(Short exercise) Copy each line holding the string "records".
--- Data listing ---
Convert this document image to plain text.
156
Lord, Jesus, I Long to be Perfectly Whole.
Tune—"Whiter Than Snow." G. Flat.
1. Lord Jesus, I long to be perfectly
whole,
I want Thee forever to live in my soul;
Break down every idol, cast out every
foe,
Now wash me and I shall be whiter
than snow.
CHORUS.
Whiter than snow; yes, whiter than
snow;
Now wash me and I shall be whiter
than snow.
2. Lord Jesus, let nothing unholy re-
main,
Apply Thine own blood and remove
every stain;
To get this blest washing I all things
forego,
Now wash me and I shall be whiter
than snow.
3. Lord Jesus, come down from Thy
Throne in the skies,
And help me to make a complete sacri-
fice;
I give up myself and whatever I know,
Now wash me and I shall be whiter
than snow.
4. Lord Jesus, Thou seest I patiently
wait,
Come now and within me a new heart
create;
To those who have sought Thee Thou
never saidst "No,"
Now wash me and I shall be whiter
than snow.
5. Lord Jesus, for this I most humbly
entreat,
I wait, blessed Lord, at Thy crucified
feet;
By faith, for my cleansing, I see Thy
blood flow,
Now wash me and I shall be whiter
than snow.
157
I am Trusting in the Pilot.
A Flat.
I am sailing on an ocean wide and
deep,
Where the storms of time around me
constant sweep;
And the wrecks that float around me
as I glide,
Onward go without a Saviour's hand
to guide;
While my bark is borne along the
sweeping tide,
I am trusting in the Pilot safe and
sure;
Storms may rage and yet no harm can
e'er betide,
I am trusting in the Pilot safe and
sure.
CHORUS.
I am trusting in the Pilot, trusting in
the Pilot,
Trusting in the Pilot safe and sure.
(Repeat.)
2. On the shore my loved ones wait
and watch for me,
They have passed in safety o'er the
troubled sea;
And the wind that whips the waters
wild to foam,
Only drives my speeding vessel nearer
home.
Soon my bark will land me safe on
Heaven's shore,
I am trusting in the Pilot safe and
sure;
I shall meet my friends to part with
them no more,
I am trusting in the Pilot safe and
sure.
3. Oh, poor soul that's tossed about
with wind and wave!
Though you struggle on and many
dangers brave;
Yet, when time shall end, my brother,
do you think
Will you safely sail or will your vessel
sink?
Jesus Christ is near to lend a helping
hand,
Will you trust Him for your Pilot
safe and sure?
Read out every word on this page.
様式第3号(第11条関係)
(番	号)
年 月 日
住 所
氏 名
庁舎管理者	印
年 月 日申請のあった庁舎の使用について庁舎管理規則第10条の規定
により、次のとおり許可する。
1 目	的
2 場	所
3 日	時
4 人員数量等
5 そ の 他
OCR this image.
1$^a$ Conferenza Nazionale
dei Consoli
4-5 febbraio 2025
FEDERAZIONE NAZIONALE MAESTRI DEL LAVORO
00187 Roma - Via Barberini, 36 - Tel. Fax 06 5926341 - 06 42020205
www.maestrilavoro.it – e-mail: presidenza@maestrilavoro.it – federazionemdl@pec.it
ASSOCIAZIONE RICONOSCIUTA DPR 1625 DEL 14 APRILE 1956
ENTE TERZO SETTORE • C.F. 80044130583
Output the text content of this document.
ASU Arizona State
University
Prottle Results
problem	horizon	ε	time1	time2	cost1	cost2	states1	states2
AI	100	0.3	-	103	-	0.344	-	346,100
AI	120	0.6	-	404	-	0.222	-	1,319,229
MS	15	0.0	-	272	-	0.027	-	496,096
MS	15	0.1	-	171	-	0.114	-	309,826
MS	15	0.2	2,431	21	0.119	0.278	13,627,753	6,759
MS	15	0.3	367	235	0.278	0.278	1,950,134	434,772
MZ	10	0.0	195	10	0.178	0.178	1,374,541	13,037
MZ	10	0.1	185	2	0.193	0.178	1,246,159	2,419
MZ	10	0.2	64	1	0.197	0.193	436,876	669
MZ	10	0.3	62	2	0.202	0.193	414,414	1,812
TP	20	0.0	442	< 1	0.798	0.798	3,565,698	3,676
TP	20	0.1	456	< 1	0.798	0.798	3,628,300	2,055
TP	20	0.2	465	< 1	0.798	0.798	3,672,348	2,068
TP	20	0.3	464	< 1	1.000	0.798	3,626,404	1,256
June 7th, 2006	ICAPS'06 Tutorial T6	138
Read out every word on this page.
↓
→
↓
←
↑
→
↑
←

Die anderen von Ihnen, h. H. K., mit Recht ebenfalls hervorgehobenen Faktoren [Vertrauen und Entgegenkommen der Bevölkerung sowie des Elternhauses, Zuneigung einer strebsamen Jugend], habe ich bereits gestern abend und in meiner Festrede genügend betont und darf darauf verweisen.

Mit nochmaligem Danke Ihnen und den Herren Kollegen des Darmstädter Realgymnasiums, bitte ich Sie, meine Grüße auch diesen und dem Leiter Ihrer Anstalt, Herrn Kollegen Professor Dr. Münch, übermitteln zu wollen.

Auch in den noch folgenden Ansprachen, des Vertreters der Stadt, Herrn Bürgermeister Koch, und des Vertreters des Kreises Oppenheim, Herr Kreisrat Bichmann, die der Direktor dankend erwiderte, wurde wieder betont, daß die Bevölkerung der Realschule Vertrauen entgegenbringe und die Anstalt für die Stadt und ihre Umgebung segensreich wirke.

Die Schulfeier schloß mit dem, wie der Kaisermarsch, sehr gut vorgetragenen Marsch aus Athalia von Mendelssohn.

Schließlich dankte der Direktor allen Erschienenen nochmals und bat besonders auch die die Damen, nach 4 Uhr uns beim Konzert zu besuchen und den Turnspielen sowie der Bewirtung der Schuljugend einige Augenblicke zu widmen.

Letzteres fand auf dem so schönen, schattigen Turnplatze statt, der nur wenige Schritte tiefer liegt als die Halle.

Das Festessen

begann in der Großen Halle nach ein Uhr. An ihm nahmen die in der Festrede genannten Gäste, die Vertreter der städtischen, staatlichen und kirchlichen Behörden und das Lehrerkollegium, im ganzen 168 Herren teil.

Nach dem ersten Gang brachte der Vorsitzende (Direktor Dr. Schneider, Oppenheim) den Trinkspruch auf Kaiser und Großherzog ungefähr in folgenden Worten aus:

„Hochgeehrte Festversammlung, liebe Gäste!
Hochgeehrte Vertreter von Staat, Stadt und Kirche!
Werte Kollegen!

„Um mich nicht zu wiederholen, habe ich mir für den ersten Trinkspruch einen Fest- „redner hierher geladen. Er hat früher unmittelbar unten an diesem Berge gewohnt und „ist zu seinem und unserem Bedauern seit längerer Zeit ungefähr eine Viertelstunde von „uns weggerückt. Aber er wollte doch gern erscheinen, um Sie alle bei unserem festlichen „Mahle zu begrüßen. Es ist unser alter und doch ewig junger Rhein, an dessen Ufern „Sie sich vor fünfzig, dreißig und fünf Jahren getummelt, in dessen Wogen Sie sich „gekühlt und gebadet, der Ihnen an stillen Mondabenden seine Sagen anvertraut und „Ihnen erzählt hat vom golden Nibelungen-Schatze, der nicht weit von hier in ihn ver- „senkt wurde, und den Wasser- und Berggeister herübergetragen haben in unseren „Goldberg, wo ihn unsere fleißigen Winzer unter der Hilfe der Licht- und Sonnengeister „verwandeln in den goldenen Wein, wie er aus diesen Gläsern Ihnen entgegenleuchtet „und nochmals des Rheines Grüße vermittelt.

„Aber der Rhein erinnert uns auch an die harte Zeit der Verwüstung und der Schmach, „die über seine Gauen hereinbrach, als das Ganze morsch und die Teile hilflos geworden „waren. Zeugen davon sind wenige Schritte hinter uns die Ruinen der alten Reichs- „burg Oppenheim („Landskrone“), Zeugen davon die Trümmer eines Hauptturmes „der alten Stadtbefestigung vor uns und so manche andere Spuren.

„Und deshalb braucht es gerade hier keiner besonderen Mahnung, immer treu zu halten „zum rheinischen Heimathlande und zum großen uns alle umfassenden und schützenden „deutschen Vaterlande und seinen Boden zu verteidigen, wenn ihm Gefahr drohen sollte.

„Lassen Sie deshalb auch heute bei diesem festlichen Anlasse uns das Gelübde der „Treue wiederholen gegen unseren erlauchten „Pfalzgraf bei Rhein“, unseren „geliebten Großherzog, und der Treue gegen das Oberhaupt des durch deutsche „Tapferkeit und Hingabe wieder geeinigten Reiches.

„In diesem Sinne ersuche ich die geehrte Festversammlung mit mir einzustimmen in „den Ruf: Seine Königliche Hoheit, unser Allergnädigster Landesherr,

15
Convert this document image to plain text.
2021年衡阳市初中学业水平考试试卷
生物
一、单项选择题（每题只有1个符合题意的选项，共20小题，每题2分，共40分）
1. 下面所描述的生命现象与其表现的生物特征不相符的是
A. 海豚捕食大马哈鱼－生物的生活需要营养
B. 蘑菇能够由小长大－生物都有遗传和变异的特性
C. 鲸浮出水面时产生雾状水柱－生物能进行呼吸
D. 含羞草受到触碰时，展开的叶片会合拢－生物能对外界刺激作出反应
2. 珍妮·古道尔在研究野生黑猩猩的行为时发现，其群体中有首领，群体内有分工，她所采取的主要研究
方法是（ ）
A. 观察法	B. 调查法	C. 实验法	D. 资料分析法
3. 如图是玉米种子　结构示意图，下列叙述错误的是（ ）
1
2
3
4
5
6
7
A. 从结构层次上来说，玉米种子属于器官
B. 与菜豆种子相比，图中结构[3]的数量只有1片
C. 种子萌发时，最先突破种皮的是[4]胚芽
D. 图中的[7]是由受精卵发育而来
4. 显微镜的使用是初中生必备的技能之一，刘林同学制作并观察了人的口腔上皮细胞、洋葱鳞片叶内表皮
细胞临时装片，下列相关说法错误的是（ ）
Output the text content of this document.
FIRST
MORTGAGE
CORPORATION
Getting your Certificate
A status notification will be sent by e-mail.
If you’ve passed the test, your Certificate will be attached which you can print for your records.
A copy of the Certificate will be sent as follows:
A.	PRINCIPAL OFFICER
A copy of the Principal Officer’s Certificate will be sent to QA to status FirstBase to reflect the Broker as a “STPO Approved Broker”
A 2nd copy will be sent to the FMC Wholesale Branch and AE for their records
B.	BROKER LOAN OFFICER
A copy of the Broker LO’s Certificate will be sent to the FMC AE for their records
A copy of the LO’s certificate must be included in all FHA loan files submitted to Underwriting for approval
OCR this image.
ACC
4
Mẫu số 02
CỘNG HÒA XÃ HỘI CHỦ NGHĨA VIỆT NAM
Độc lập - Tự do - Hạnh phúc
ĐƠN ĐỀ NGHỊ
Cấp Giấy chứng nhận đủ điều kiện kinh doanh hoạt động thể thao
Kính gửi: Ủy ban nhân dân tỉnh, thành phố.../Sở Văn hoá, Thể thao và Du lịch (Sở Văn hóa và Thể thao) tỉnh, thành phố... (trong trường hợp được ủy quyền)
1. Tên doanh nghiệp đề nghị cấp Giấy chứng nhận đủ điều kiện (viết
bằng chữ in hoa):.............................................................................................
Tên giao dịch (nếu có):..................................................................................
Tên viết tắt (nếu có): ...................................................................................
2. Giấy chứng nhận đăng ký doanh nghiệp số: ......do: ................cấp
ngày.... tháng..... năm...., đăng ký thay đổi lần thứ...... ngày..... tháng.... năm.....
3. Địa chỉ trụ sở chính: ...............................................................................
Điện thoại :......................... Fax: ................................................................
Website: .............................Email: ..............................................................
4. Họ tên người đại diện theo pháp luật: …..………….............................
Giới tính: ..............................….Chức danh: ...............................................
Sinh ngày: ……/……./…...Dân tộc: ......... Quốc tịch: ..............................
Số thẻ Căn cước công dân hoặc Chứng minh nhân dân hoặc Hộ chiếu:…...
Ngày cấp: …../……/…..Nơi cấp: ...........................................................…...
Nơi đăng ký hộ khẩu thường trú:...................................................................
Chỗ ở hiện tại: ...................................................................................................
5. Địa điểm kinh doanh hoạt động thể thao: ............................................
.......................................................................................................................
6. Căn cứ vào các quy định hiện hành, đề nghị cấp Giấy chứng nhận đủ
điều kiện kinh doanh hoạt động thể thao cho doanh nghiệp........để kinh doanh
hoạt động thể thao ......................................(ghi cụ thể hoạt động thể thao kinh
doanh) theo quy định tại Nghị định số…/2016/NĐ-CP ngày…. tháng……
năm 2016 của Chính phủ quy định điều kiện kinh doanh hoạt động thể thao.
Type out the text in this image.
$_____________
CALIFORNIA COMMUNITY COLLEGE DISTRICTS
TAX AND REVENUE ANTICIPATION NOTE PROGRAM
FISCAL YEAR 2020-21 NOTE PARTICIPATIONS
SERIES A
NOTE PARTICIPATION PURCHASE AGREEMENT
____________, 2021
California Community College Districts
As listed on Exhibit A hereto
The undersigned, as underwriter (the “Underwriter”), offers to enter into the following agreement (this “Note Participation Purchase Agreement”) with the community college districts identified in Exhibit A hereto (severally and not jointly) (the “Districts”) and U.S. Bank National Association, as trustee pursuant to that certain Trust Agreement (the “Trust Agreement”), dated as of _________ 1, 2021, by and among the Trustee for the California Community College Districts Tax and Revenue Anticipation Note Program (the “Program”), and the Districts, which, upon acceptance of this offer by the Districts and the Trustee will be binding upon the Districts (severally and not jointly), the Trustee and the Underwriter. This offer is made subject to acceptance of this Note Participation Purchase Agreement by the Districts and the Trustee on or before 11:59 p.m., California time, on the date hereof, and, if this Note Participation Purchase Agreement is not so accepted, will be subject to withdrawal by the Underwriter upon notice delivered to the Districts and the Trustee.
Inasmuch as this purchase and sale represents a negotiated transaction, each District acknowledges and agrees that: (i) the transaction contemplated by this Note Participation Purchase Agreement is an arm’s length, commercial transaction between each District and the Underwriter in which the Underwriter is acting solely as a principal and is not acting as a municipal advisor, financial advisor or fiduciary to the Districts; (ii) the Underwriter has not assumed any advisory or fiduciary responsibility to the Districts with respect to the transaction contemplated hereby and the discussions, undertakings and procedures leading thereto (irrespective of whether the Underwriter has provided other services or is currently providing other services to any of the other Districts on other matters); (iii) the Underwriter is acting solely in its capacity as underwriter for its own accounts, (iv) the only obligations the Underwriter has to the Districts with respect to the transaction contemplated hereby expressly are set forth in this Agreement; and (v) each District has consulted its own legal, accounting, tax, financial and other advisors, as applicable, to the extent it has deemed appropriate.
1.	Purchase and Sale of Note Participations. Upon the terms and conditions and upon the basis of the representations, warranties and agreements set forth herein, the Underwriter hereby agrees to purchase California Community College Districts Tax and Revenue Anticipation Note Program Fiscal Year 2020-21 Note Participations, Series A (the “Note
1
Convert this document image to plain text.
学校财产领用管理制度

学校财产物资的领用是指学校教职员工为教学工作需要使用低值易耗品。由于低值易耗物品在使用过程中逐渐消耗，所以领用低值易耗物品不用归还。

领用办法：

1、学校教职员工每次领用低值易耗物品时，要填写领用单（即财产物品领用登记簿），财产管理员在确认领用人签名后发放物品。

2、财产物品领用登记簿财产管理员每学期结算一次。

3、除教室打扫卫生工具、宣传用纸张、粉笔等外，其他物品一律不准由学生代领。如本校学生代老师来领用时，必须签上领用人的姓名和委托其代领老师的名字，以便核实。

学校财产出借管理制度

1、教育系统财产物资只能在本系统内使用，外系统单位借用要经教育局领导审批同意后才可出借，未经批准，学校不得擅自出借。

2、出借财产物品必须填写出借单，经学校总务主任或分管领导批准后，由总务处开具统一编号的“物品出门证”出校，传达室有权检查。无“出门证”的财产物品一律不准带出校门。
---
(Output for this exercise)
If you’ve passed the test, your Certificate will be attached which you can print for your records.
A 2nd copy will be sent to the FMC Wholesale Branch and AE for their records
A copy of the Broker LO’s Certificate will be sent to the FMC AE for their records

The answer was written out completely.